> [Prompt]: Comb the records below for the string "puiſque" and copy each line where it turns up.

Data entries
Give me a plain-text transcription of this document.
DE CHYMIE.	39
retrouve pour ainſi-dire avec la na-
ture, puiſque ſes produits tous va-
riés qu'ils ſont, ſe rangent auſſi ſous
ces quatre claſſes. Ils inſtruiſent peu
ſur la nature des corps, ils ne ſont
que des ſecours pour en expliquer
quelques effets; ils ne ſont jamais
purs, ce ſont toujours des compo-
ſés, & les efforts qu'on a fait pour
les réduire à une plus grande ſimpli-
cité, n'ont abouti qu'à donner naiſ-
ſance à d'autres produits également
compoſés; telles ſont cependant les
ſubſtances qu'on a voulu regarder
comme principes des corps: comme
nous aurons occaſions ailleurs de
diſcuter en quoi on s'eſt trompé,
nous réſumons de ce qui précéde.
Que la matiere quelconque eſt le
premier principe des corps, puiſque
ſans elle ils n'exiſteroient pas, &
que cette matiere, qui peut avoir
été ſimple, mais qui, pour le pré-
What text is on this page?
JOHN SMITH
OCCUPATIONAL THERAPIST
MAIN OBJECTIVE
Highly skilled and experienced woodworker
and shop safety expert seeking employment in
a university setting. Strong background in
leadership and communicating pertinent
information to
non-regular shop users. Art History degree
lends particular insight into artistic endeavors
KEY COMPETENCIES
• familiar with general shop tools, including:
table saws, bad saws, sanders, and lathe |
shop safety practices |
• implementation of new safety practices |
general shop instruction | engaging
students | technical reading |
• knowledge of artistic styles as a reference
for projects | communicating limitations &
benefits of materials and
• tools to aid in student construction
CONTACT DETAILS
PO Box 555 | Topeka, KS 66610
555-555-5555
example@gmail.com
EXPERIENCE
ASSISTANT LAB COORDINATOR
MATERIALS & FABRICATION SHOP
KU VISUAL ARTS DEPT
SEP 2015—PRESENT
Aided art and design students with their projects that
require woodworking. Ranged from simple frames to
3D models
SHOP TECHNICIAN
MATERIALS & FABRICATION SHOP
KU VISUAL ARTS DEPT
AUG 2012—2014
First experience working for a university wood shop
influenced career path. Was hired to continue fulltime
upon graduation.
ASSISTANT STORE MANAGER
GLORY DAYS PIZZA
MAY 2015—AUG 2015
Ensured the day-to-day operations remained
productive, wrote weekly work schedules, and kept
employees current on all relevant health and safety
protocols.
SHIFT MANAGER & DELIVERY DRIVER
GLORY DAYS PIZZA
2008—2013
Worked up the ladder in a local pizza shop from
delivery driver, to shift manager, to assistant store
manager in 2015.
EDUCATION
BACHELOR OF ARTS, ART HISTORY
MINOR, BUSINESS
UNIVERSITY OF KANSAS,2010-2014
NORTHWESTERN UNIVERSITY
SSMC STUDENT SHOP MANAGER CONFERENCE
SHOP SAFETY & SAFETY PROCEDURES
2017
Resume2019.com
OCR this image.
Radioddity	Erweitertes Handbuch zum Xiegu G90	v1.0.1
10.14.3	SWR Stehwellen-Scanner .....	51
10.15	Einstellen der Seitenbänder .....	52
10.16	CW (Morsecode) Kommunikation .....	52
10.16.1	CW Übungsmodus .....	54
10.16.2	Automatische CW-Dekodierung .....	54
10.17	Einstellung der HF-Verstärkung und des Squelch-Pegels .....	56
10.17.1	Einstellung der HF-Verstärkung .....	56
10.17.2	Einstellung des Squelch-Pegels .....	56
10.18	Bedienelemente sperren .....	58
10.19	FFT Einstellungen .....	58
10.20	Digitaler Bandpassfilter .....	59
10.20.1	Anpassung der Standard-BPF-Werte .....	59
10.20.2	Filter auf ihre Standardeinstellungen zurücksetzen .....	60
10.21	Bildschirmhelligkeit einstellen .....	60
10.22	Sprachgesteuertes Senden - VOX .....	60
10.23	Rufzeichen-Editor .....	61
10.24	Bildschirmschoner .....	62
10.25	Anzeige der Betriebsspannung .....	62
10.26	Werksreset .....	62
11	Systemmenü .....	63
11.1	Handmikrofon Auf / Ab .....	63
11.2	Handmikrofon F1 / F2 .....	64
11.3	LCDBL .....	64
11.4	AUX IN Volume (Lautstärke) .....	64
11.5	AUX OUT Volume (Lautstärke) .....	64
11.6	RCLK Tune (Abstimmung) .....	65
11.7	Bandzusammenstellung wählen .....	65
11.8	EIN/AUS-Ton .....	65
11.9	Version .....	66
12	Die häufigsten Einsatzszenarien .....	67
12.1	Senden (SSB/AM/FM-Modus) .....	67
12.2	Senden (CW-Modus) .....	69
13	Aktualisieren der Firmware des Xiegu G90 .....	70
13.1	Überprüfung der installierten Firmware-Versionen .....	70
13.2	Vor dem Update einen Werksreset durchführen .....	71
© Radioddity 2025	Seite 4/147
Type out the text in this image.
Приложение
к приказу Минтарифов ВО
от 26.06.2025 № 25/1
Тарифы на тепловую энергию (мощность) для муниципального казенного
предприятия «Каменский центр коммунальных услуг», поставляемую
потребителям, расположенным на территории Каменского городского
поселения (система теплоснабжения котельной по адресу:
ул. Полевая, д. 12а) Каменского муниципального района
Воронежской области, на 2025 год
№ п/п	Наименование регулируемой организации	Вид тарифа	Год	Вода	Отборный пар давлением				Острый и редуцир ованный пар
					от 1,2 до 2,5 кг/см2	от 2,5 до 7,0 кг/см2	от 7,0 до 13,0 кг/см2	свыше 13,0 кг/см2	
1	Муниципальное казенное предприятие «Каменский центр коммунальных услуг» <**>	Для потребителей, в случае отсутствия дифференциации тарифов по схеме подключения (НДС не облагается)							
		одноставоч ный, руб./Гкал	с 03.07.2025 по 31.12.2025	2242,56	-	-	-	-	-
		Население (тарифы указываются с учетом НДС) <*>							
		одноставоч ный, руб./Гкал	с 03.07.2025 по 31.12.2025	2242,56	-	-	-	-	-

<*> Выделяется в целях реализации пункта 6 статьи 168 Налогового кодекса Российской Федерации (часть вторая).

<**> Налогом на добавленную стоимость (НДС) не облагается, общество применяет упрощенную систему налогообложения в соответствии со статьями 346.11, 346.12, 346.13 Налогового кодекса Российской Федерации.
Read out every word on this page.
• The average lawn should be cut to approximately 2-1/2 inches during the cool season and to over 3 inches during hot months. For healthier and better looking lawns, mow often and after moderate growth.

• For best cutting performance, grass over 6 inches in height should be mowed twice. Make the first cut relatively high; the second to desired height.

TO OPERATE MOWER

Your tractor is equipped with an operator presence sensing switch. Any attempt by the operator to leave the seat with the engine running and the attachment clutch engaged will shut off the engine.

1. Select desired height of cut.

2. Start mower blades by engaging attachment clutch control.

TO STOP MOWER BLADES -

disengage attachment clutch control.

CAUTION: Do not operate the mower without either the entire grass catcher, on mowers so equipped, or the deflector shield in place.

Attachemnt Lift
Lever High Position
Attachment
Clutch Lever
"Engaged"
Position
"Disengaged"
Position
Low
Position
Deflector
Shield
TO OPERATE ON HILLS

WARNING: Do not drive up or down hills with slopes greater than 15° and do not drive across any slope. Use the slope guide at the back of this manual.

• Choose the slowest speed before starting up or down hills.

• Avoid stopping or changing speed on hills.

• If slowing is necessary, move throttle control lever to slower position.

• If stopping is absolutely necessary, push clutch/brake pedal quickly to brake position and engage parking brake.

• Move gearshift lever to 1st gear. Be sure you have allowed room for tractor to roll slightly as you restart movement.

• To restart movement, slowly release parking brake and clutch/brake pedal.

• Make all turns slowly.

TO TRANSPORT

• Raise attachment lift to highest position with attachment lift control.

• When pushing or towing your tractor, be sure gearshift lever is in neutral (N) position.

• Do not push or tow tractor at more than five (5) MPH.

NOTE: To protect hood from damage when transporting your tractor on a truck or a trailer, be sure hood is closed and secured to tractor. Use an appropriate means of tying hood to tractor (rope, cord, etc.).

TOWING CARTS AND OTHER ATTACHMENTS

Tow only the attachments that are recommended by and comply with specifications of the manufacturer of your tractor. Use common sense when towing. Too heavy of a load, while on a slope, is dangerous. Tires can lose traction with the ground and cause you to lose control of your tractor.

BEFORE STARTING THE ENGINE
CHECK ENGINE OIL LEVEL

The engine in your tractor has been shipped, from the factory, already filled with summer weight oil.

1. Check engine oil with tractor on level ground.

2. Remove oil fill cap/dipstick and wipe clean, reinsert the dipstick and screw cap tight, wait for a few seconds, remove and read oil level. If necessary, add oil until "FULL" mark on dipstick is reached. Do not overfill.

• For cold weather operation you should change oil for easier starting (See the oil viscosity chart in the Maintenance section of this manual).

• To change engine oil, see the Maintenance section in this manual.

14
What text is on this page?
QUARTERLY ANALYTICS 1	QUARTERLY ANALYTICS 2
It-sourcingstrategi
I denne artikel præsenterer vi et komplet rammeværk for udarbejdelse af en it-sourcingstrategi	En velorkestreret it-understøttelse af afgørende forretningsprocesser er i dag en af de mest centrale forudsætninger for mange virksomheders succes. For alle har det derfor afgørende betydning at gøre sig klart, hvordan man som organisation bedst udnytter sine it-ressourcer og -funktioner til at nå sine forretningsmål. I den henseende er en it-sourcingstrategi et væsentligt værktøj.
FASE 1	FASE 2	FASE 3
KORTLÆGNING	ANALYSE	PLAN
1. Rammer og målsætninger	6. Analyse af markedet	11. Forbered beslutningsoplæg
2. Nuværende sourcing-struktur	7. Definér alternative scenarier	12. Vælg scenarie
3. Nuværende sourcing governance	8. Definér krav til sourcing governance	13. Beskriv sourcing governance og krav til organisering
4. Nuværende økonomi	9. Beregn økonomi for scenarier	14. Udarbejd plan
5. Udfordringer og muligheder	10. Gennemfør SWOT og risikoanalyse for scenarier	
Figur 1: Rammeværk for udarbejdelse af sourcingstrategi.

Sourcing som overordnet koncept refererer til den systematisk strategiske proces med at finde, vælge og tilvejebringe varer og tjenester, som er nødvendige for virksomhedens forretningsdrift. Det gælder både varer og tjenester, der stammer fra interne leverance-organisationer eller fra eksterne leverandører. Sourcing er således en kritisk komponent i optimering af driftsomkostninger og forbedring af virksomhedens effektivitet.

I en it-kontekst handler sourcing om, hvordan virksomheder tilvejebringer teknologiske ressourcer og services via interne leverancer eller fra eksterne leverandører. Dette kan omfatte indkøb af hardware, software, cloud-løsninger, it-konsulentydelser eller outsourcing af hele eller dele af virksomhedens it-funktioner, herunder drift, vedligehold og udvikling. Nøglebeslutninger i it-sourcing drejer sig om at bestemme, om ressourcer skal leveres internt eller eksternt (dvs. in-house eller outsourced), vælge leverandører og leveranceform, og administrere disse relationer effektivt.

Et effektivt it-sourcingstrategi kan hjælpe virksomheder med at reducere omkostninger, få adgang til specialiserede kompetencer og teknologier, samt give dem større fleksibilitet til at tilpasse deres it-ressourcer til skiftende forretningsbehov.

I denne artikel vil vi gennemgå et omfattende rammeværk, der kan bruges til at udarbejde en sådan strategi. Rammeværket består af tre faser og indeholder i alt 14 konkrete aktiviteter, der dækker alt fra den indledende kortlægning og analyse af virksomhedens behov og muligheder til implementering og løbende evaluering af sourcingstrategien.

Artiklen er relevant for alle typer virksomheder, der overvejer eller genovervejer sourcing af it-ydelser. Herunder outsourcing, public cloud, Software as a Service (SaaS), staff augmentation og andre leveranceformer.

> [Correct result]:
ture, puiſque ſes produits tous va-
premier principe des corps, puiſque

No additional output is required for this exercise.